• **Set exercise**
All of the data should be repeated exactly; pictures are not part of the copy.

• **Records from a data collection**

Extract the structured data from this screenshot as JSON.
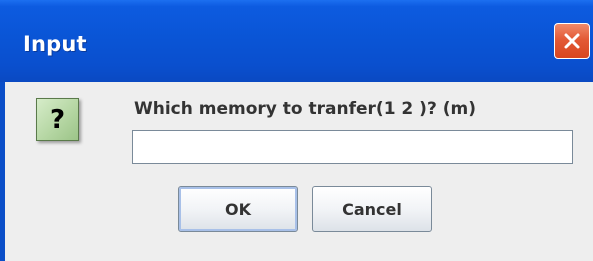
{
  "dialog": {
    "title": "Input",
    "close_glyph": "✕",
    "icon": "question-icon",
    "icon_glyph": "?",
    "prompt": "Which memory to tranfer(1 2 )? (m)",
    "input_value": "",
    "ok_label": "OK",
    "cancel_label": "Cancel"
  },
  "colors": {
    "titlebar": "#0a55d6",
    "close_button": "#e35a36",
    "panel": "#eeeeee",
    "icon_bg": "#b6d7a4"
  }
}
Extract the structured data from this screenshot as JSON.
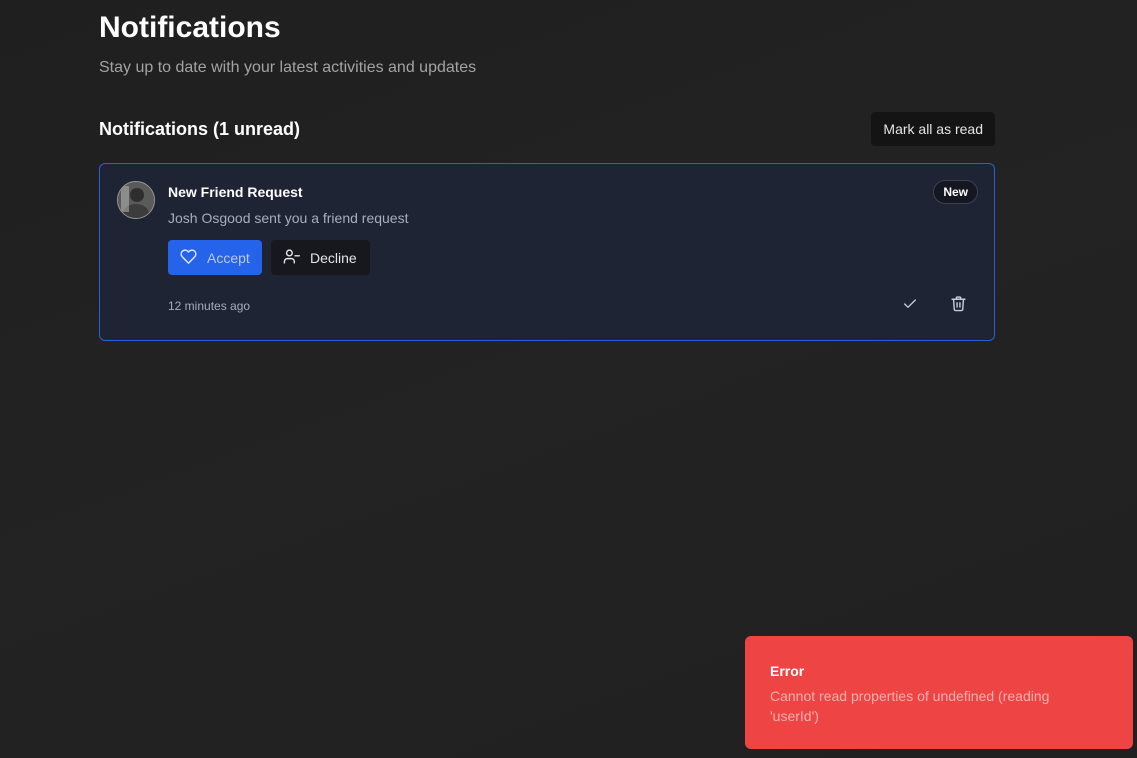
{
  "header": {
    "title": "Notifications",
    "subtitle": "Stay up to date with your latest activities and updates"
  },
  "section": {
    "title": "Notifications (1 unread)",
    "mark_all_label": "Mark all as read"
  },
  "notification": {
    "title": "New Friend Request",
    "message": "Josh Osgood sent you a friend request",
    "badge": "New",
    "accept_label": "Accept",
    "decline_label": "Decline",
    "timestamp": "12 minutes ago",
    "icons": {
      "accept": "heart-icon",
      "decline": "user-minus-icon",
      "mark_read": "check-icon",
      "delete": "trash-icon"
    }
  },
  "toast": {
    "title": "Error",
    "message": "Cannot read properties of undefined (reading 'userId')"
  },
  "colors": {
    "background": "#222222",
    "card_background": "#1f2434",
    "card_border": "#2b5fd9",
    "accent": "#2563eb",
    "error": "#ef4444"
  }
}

• **Solved problem**
Extract the structured data from this screenshot as JSON.
{
  "dialog": {
    "title": "Input",
    "close_glyph": "✕",
    "icon": "question-icon",
    "icon_glyph": "?",
    "prompt": "Which memory to tranfer(1 2 )? (m)",
    "input_value": "",
    "ok_label": "OK",
    "cancel_label": "Cancel"
  },
  "colors": {
    "titlebar": "#0a55d6",
    "close_button": "#e35a36",
    "panel": "#eeeeee",
    "icon_bg": "#b6d7a4"
  }
}
Extract the structured data from this screenshot as JSON.
{
  "header": {
    "title": "Notifications",
    "subtitle": "Stay up to date with your latest activities and updates"
  },
  "section": {
    "title": "Notifications (1 unread)",
    "mark_all_label": "Mark all as read"
  },
  "notification": {
    "title": "New Friend Request",
    "message": "Josh Osgood sent you a friend request",
    "badge": "New",
    "accept_label": "Accept",
    "decline_label": "Decline",
    "timestamp": "12 minutes ago",
    "icons": {
      "accept": "heart-icon",
      "decline": "user-minus-icon",
      "mark_read": "check-icon",
      "delete": "trash-icon"
    }
  },
  "toast": {
    "title": "Error",
    "message": "Cannot read properties of undefined (reading 'userId')"
  },
  "colors": {
    "background": "#222222",
    "card_background": "#1f2434",
    "card_border": "#2b5fd9",
    "accent": "#2563eb",
    "error": "#ef4444"
  }
}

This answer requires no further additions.